## Begin
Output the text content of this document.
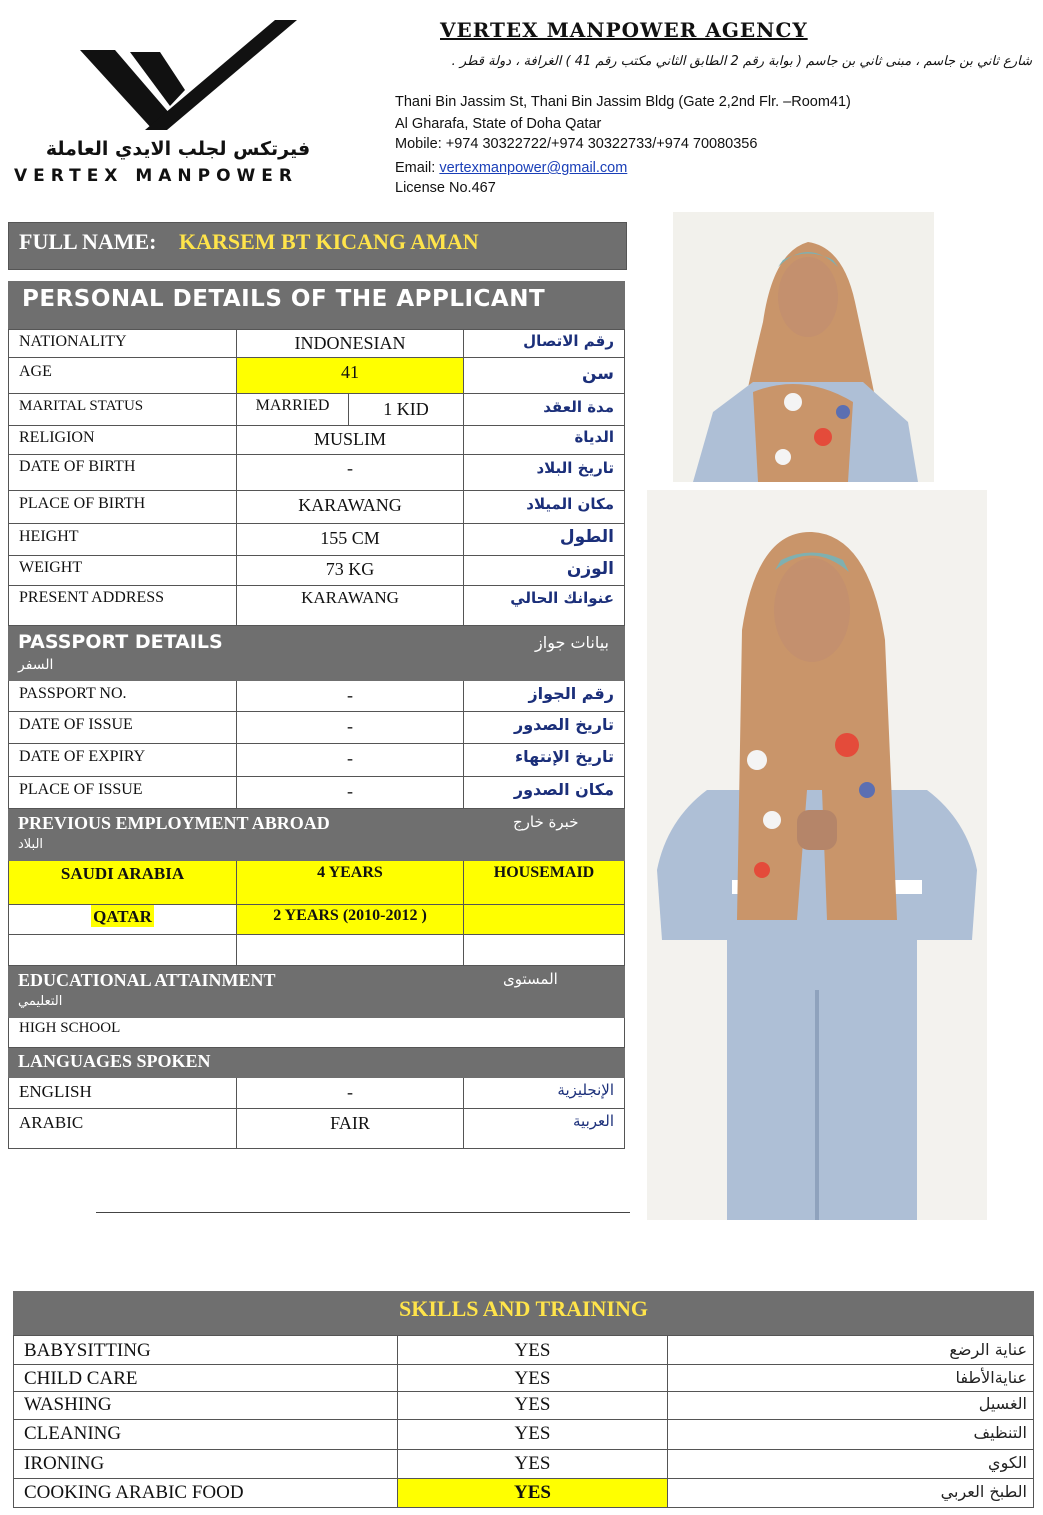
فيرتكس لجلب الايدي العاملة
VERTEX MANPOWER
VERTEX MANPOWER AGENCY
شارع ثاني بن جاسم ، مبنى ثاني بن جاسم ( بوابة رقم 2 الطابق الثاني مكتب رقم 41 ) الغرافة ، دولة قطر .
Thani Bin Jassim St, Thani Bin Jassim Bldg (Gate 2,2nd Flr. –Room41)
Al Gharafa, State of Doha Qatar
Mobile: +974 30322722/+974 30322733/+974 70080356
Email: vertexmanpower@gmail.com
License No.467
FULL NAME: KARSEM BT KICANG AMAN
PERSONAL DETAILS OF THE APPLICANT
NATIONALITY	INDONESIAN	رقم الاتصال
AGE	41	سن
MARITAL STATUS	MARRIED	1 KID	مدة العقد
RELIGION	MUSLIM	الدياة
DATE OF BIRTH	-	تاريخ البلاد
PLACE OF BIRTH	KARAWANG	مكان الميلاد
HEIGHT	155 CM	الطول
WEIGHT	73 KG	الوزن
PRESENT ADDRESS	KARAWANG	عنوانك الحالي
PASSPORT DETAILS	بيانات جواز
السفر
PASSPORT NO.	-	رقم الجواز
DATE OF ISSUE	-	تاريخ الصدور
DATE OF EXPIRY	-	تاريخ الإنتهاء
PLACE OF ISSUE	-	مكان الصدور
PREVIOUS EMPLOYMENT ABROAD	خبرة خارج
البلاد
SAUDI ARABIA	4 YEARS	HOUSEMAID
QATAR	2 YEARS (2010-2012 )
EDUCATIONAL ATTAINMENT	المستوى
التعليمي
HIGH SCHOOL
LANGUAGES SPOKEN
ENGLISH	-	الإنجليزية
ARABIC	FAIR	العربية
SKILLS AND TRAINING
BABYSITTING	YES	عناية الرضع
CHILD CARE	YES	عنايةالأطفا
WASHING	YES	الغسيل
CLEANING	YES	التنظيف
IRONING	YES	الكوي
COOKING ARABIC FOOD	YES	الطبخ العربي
## End
## Begin
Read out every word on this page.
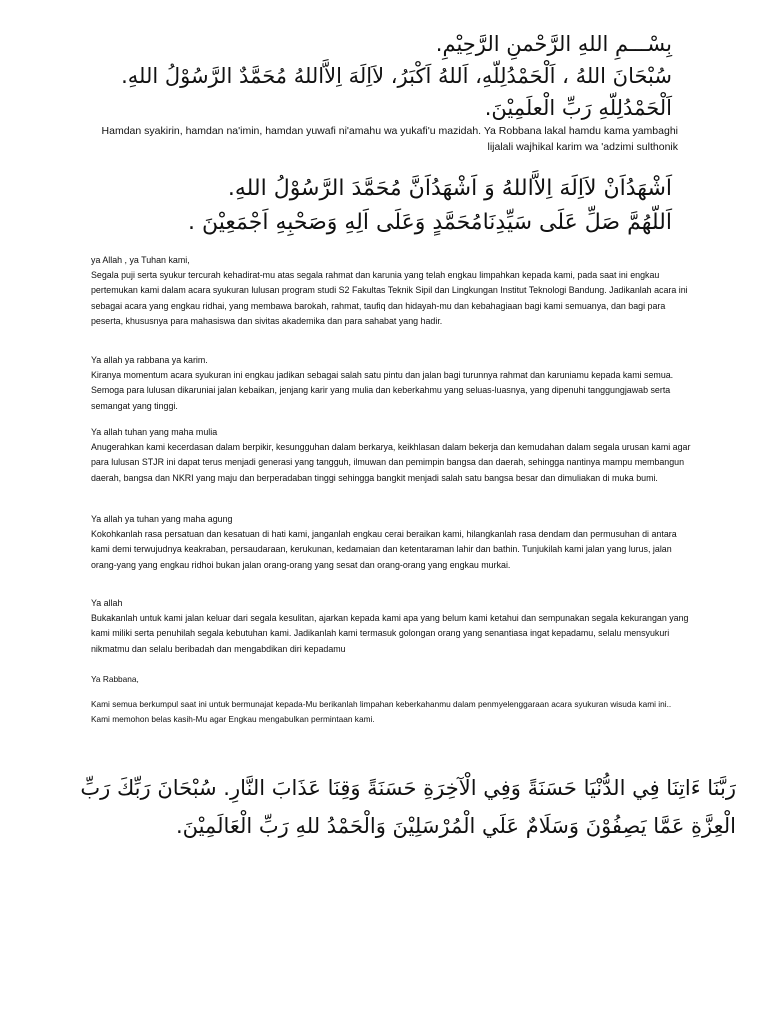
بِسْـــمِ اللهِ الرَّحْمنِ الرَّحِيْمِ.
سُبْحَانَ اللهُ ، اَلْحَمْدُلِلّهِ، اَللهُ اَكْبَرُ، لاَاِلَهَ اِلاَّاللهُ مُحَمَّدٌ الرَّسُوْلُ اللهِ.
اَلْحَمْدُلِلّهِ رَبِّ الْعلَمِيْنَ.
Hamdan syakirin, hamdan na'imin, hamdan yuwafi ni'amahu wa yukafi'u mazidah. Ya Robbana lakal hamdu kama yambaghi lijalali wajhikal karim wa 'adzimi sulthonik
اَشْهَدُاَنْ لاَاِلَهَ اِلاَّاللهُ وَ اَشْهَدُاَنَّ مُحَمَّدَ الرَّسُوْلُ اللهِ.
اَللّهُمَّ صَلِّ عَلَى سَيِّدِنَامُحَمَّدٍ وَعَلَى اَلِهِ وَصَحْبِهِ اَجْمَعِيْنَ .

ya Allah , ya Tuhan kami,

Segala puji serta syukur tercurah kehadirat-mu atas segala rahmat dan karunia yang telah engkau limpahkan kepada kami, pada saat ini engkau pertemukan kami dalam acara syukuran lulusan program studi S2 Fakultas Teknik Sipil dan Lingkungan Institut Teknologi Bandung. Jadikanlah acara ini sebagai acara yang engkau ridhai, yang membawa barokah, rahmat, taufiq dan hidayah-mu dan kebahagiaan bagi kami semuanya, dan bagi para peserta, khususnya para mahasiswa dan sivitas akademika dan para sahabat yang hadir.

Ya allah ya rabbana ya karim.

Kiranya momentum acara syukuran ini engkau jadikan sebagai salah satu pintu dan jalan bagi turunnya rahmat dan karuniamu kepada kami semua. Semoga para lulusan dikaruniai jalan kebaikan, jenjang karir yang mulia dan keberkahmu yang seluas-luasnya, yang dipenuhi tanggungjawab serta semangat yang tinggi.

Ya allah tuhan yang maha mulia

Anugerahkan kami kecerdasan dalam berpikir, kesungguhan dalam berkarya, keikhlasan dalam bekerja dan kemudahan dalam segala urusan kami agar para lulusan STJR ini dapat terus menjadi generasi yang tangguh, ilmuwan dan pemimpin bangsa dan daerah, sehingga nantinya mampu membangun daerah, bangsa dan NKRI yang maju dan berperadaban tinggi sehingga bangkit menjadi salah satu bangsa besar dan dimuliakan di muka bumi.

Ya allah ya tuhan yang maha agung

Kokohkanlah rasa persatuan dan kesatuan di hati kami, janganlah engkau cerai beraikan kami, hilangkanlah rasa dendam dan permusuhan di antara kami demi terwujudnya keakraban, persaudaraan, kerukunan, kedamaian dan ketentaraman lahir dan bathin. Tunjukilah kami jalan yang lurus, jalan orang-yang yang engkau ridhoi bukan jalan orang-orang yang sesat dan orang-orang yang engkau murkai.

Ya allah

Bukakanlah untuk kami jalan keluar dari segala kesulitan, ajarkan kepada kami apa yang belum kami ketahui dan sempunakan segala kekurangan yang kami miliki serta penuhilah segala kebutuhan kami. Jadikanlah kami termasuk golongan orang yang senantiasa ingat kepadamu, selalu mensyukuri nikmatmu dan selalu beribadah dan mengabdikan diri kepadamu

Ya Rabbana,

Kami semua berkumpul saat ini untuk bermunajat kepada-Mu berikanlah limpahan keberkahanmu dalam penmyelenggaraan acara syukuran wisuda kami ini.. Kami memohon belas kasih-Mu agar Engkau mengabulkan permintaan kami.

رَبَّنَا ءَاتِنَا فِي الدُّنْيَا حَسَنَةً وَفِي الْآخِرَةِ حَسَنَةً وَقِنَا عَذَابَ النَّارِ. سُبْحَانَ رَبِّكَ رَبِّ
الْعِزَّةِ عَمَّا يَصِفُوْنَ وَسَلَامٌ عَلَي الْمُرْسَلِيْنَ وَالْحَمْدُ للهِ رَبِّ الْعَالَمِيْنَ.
## End
▸ The problem: Only lines with the word "PLACE" are wanted, so copy each one from the records.

▸ Correct answer:
PLACE OF BIRTH	KARAWANG	مكان الميلاد
PLACE OF ISSUE	-	مكان الصدور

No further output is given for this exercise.